Exercise objective »
Please find all lines in the data that hold the string "излишков" and copy them.

Exercise materials »
::::::

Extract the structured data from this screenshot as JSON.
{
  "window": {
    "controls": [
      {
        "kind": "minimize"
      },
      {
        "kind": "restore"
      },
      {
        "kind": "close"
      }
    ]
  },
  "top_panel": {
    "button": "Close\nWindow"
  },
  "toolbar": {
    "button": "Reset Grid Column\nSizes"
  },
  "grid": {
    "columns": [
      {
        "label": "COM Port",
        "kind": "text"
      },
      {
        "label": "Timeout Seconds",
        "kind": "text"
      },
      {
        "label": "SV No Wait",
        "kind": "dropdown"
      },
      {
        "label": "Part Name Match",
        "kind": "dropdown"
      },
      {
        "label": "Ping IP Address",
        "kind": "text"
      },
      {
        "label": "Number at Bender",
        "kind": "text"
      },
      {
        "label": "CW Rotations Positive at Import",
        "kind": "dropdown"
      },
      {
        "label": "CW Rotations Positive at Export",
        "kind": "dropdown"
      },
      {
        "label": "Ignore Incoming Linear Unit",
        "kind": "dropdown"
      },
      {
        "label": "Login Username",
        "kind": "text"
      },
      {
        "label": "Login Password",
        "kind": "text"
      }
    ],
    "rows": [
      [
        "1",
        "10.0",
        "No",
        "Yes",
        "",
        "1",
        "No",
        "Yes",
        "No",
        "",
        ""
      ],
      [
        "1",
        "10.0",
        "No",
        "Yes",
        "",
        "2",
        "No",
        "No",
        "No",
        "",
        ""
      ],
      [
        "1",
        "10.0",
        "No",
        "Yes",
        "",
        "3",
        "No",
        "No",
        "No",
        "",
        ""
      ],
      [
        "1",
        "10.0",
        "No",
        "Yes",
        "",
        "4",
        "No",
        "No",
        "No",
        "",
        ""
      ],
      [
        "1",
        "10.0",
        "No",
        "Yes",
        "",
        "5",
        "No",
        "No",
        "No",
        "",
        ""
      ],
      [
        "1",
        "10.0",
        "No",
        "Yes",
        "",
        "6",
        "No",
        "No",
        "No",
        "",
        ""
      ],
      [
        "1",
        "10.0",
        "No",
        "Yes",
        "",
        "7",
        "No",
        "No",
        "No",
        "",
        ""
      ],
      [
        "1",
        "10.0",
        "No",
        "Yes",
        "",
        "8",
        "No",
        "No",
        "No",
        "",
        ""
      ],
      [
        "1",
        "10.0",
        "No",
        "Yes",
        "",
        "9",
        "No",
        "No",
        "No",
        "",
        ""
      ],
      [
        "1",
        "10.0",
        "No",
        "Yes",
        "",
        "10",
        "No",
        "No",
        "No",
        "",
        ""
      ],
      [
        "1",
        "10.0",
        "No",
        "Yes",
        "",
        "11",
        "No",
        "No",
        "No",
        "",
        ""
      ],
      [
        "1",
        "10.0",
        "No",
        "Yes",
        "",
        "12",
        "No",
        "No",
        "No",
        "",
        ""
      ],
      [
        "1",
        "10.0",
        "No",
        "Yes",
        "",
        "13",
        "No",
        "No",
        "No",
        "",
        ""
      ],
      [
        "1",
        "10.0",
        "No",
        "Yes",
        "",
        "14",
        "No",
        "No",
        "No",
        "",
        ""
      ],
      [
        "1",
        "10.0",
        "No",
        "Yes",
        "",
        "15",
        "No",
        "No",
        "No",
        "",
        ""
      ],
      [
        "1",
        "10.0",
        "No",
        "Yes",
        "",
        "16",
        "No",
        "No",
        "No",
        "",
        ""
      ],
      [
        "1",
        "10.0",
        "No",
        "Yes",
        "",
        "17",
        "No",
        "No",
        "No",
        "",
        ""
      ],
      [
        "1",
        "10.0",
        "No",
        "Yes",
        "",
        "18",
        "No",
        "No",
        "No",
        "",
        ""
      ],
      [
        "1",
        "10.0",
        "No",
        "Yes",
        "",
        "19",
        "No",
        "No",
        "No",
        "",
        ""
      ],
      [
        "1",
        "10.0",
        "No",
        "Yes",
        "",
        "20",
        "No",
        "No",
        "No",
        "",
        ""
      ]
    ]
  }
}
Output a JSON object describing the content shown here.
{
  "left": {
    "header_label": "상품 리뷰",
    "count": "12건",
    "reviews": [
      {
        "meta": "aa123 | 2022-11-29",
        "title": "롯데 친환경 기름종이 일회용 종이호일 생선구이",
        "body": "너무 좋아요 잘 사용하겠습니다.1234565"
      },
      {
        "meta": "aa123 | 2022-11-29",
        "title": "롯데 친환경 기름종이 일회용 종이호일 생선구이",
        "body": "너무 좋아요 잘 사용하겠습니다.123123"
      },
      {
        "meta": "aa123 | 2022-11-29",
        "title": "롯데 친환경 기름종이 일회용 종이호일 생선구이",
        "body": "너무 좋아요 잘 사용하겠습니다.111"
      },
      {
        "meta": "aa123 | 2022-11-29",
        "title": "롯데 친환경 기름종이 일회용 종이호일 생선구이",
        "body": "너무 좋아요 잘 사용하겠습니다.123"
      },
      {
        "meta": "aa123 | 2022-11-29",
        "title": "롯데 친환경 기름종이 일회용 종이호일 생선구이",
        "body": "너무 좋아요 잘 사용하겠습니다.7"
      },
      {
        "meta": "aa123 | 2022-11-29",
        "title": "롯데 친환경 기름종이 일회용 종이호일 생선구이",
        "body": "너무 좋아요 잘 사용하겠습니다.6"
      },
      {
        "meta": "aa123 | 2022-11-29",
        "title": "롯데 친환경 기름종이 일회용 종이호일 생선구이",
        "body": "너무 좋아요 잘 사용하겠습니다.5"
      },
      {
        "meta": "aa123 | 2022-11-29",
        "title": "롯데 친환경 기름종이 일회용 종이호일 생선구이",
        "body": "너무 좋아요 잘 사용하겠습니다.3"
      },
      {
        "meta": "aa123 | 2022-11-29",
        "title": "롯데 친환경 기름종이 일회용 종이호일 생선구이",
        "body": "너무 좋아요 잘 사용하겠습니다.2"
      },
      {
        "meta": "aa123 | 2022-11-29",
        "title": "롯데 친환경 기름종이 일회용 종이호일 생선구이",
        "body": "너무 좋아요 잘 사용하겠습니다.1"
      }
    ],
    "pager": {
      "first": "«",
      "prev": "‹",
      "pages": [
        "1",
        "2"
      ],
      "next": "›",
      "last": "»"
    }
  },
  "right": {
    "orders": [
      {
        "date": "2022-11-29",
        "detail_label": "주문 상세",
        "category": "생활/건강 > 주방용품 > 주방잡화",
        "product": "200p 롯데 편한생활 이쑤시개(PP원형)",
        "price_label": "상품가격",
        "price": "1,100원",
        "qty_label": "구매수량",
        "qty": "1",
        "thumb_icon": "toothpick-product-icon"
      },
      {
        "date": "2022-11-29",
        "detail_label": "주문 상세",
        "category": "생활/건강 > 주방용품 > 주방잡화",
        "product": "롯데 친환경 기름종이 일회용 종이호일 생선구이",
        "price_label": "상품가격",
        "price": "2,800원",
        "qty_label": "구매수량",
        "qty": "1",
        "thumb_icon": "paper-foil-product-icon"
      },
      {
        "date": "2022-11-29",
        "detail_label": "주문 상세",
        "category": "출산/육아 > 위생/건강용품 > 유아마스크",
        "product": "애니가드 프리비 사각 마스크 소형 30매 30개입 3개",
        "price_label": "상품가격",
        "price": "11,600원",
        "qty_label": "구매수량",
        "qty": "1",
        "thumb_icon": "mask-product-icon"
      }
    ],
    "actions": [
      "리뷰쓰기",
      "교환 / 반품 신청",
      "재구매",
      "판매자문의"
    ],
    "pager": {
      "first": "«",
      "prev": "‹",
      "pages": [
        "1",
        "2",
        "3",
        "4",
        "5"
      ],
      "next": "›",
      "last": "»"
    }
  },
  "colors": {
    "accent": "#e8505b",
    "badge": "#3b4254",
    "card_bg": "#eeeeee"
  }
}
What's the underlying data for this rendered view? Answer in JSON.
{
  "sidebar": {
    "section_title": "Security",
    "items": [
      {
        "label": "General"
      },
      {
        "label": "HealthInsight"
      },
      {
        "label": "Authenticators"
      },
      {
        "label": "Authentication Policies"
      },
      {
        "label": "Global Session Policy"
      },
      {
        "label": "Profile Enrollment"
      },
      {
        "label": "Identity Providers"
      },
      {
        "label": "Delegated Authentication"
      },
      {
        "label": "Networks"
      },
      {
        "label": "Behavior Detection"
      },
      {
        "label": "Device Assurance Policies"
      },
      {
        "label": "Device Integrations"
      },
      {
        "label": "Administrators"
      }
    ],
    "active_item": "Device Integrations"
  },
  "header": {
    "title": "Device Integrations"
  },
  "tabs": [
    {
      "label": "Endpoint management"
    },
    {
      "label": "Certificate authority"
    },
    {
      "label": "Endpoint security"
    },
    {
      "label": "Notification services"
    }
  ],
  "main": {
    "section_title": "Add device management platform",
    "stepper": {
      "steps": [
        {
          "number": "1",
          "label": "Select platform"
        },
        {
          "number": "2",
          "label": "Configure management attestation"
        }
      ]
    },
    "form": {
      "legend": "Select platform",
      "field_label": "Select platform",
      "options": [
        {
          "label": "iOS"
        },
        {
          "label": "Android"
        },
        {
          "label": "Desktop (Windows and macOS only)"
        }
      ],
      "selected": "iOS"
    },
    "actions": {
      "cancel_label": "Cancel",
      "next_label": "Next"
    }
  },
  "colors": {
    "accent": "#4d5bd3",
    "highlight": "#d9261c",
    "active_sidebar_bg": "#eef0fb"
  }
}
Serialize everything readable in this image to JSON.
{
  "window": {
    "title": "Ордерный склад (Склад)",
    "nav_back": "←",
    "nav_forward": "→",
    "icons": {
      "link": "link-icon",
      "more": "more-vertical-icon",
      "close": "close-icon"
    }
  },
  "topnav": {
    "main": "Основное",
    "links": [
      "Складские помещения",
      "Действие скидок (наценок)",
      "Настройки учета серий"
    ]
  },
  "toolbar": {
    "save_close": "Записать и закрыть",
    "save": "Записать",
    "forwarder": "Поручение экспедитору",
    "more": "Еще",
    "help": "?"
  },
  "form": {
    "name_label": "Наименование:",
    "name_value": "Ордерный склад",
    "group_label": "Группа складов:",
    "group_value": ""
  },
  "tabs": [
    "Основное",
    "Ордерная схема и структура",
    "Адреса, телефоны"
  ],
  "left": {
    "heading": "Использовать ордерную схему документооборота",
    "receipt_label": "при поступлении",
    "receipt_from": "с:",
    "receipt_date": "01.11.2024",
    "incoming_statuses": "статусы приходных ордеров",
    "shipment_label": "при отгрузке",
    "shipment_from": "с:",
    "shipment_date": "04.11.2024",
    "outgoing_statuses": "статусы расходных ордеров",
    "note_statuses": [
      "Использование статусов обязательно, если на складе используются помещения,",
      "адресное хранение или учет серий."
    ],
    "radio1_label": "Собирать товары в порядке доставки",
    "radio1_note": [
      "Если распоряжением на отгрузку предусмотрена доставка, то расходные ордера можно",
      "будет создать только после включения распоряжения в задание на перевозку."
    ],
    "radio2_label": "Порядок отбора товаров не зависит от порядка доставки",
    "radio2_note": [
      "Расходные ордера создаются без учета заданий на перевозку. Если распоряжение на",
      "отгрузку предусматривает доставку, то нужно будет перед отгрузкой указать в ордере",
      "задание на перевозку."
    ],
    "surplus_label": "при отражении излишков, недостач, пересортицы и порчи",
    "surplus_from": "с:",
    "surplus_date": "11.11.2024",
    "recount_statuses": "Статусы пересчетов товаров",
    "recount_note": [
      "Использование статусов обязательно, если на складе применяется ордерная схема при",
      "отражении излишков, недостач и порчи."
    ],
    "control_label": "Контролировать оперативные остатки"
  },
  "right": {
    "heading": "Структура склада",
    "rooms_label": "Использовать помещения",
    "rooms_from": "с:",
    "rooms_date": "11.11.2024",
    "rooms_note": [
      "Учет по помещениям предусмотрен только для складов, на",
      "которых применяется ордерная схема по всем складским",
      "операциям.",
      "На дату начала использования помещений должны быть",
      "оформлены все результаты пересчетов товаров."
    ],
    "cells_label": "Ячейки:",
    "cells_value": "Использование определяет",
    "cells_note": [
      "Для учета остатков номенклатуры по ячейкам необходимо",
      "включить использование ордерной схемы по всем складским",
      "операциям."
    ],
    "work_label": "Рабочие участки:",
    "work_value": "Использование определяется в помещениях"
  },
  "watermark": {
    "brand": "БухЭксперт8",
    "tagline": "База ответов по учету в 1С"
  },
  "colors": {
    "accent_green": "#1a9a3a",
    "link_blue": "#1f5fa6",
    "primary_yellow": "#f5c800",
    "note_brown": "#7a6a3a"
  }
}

::::::

Correct output »
    "surplus_label": "при отражении излишков, недостач, пересортицы и порчи",
      "отражении излишков, недостач и порчи."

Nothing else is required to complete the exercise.